> What to produce:
Using the listing below, extract each line that has the word "Slide" in it.
· · · · · · ·
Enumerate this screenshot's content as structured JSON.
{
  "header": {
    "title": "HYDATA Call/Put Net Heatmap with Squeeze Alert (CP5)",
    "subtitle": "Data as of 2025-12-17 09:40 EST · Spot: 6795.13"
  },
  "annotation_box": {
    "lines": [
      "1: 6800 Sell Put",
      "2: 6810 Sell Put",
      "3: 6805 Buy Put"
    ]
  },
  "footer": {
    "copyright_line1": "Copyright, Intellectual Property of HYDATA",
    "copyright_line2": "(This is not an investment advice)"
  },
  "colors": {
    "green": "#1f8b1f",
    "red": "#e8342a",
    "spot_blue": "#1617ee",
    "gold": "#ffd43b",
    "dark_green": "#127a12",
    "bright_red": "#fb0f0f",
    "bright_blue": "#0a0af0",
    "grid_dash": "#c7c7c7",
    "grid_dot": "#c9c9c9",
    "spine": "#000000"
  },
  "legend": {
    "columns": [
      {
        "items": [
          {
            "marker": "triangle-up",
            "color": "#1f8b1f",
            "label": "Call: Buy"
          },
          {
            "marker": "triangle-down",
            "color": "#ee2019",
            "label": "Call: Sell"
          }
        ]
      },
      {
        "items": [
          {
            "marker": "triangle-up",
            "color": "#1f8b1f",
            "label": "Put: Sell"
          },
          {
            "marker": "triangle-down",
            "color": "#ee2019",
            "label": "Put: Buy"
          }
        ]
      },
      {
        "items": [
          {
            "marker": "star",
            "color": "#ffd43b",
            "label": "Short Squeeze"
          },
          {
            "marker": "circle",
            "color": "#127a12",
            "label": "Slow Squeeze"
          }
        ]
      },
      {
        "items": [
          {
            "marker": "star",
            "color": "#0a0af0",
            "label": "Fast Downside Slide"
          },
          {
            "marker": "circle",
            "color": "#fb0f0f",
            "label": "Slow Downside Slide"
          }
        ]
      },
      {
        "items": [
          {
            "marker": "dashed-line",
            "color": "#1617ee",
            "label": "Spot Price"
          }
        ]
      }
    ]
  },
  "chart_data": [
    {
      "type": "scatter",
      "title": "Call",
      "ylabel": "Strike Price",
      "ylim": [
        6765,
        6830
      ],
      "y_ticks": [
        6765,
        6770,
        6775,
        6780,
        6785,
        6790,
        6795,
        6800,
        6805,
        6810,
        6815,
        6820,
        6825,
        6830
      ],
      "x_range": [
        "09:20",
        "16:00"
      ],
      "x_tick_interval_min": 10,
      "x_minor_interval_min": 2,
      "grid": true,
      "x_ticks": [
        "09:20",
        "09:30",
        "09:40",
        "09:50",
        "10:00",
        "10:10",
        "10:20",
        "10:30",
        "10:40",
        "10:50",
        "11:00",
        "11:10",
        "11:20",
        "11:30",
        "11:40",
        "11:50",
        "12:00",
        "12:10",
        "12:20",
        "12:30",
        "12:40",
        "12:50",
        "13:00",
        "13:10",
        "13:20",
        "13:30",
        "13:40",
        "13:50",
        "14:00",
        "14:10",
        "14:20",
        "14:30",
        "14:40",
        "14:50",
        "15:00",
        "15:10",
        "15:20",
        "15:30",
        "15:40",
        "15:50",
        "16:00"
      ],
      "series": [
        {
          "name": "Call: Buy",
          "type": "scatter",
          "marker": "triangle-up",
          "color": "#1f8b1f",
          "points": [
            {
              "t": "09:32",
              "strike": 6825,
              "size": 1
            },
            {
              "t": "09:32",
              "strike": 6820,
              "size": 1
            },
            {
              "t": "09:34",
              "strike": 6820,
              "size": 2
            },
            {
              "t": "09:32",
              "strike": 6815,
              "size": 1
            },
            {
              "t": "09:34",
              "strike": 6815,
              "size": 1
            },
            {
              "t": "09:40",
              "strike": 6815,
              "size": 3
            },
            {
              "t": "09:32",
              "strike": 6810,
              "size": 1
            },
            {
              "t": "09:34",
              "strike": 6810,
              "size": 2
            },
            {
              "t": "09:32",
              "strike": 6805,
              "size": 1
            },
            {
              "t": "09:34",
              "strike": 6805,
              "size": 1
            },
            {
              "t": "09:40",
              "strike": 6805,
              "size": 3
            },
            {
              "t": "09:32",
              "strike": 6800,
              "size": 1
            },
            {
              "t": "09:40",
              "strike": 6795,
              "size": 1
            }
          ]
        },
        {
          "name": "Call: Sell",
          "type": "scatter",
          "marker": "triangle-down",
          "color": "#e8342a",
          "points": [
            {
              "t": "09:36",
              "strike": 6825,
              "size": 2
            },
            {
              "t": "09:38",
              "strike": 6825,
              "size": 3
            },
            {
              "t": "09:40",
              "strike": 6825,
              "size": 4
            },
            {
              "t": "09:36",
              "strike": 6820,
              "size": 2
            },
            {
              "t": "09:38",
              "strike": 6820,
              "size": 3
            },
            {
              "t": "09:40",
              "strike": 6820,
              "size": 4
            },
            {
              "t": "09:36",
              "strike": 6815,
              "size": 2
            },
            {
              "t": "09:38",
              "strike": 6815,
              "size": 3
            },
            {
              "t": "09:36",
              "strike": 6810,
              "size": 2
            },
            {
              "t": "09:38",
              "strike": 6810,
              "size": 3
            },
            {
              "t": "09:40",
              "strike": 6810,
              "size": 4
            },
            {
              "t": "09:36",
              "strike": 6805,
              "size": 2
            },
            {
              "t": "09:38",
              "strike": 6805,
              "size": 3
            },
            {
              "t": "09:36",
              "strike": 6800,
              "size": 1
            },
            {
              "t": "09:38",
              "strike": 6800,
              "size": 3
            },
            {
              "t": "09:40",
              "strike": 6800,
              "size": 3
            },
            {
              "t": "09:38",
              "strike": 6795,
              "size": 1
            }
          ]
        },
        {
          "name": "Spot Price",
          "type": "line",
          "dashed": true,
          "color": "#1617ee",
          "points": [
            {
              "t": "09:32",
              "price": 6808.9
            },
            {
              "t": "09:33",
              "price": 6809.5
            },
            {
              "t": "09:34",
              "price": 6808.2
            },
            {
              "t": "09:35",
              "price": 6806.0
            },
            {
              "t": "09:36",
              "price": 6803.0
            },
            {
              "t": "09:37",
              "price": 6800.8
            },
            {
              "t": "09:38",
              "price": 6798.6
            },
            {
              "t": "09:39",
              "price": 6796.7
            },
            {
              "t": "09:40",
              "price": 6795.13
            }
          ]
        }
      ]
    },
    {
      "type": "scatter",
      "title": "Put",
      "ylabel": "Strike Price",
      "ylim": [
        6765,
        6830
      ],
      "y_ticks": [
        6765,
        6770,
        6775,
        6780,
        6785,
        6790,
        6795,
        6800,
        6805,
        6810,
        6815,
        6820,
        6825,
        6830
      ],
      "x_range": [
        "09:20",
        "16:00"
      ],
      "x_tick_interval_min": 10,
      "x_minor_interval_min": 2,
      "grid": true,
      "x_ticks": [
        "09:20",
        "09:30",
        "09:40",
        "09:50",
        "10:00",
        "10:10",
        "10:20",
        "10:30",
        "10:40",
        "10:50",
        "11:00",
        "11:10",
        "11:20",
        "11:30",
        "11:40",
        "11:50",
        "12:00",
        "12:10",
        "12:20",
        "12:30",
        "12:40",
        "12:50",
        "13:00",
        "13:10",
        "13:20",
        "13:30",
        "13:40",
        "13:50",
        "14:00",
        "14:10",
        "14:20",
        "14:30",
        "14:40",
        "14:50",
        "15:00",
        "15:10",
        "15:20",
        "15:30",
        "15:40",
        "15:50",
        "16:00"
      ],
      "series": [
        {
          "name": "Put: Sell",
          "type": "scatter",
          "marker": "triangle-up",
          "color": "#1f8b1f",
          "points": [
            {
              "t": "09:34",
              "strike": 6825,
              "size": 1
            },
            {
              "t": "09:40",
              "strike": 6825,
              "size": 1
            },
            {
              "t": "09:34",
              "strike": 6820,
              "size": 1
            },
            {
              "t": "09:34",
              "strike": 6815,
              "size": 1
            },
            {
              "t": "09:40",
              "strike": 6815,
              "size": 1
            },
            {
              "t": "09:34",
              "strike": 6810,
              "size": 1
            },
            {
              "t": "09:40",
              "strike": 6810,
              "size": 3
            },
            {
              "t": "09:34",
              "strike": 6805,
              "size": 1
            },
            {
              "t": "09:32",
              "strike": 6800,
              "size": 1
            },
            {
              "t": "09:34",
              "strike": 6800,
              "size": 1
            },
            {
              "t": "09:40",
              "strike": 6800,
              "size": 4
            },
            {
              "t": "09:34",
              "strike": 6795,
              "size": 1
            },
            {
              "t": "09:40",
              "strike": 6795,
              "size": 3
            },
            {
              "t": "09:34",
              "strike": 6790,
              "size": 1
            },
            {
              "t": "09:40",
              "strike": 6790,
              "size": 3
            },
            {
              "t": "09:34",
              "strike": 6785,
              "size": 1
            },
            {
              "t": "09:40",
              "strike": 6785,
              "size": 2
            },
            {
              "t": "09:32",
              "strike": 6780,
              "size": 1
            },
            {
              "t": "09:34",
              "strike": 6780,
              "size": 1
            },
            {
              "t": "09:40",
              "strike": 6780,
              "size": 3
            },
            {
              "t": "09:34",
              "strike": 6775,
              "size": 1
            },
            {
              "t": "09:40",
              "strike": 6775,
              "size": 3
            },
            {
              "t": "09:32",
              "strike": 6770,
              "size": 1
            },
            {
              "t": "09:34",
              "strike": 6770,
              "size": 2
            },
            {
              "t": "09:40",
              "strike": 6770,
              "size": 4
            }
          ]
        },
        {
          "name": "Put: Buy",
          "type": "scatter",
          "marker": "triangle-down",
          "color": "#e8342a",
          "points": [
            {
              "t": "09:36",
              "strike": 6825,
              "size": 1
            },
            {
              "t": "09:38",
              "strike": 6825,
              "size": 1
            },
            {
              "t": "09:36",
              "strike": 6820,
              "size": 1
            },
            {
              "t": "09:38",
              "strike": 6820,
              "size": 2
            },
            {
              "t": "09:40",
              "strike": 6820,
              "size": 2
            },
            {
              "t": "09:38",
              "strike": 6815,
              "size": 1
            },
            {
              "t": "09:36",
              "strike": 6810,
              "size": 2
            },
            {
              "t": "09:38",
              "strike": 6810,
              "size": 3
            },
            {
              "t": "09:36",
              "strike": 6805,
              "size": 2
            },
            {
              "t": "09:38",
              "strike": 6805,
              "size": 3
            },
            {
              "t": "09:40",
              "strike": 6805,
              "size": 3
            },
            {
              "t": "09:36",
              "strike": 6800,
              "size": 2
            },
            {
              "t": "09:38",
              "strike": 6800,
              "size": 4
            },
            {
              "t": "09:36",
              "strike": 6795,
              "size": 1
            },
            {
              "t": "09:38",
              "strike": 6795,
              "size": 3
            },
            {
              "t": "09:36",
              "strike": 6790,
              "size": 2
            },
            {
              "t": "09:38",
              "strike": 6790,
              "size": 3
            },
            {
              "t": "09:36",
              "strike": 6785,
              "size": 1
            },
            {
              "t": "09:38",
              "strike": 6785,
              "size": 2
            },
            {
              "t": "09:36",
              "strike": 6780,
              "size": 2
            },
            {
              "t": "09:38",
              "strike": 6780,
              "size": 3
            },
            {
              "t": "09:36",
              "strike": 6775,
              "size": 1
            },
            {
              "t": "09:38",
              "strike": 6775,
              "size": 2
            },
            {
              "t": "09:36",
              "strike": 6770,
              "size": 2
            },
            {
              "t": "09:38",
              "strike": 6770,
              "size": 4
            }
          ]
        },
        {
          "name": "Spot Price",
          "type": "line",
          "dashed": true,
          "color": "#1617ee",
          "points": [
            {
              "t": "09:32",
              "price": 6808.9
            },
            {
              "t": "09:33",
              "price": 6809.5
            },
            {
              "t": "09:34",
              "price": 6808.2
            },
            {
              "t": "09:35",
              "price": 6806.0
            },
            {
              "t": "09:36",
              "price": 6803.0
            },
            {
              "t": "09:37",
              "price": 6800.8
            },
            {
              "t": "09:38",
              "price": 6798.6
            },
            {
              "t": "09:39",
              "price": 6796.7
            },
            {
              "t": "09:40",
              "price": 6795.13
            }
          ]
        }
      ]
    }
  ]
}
· · · · · · ·
> Correct response:
            "label": "Fast Downside Slide"
            "label": "Slow Downside Slide"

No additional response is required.